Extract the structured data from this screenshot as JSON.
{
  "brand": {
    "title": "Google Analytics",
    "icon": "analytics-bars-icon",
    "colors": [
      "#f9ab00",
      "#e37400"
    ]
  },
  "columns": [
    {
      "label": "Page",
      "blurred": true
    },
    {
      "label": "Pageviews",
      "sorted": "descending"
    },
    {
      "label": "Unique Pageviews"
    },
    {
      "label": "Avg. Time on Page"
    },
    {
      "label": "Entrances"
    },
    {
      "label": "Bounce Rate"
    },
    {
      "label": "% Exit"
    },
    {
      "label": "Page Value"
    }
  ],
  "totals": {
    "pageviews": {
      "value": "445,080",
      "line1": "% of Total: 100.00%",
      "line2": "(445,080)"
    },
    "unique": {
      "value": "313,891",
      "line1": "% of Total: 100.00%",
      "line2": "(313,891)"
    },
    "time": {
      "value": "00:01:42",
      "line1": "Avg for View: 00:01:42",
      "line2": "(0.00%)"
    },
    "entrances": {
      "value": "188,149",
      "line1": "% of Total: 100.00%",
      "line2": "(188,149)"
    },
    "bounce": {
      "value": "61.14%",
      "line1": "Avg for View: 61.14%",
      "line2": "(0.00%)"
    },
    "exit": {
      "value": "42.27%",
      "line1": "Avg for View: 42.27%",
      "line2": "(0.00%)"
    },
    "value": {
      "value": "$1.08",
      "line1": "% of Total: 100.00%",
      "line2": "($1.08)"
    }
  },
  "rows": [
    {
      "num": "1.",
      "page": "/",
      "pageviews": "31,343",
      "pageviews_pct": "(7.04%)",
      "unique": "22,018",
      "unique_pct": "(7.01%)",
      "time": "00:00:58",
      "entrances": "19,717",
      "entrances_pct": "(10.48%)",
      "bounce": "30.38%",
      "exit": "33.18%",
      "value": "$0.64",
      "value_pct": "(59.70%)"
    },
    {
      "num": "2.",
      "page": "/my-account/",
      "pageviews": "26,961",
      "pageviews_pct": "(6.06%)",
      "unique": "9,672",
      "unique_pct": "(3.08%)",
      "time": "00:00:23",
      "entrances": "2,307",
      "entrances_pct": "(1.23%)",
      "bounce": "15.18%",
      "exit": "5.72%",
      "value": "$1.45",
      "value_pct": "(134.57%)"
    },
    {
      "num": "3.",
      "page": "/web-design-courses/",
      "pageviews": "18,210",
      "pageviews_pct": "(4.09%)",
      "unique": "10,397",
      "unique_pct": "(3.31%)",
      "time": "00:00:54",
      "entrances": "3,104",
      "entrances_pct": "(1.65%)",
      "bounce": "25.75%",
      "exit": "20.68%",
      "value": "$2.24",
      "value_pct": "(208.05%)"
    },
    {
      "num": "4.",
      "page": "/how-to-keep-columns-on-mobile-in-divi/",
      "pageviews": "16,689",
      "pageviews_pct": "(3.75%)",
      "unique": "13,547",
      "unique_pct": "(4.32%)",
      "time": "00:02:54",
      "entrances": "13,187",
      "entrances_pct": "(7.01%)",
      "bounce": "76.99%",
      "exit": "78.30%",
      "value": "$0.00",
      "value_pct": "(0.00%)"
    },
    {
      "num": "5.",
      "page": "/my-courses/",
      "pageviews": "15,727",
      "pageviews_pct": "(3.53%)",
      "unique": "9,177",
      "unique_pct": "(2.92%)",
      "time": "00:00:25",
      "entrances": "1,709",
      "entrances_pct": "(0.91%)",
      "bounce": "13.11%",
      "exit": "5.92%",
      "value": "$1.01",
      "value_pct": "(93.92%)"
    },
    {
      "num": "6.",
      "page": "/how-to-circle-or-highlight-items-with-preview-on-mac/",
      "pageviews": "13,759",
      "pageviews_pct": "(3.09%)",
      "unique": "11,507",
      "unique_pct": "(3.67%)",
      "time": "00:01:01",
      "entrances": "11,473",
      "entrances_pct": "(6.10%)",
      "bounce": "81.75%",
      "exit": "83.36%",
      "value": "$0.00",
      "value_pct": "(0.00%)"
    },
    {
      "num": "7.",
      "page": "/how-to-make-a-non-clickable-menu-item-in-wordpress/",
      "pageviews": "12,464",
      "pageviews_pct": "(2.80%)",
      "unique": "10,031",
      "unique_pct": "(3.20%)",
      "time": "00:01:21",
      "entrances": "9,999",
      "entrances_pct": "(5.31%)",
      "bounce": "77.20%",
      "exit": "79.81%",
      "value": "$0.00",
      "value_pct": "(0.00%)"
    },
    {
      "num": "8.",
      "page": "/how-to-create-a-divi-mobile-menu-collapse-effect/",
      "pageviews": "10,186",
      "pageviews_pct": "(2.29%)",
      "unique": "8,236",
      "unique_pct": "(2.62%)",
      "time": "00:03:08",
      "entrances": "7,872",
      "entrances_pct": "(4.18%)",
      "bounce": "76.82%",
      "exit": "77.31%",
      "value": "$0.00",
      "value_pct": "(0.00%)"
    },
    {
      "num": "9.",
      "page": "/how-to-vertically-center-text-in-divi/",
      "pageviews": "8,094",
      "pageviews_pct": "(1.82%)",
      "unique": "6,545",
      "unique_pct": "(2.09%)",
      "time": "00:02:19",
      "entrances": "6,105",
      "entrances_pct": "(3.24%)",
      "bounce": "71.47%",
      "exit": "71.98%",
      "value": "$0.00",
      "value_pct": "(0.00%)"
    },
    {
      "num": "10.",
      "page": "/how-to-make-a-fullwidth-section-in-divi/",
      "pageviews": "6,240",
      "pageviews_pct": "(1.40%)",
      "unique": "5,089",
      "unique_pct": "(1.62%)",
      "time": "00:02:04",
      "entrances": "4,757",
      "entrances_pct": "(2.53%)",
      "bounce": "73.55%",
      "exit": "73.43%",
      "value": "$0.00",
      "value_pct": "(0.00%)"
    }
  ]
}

============================================================

Set problem: Copy every line above that holds the word "mobile".

Result of the task:
      "page": "/how-to-keep-columns-on-mobile-in-divi/",
      "page": "/how-to-create-a-divi-mobile-menu-collapse-effect/",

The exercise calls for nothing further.